::: SOURCE INFORMATION :::

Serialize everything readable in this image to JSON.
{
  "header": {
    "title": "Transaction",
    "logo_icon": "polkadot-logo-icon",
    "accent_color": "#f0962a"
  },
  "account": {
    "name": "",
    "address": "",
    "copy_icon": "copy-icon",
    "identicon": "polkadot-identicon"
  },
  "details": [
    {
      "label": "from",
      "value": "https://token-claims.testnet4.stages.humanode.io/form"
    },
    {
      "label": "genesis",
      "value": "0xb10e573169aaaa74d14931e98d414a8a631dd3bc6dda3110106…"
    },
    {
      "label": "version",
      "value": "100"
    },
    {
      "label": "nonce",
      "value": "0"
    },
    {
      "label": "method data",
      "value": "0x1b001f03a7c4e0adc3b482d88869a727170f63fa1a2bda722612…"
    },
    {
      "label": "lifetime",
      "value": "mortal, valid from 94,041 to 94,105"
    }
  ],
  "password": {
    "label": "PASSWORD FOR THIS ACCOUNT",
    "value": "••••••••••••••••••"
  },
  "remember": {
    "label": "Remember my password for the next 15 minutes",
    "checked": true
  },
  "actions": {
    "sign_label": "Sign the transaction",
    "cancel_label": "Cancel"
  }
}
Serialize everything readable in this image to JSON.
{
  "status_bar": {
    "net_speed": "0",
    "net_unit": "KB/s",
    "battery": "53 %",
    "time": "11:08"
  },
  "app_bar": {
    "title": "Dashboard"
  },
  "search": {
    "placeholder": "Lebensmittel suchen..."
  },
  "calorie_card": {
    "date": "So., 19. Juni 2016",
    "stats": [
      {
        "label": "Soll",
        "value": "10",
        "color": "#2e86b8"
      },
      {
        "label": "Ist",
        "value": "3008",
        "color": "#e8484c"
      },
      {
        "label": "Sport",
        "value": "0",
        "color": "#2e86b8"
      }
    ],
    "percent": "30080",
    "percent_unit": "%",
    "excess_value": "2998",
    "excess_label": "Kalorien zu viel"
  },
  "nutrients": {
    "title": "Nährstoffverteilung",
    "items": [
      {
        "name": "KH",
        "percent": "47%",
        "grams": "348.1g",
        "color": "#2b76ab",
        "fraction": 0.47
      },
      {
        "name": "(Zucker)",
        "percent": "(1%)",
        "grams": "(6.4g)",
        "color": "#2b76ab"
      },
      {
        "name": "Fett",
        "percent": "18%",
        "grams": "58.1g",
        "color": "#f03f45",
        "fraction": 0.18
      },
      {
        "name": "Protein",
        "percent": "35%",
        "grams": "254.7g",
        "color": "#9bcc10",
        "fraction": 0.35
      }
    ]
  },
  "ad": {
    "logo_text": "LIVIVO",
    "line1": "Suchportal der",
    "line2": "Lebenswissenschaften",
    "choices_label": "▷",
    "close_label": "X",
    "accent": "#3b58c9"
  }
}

:::

**WHAT YOU NEED TO DO**
Across the listing above, find all lines where the word "polkadot" is present and copy them.

**RESPONSE**
    "logo_icon": "polkadot-logo-icon",
    "identicon": "polkadot-identicon"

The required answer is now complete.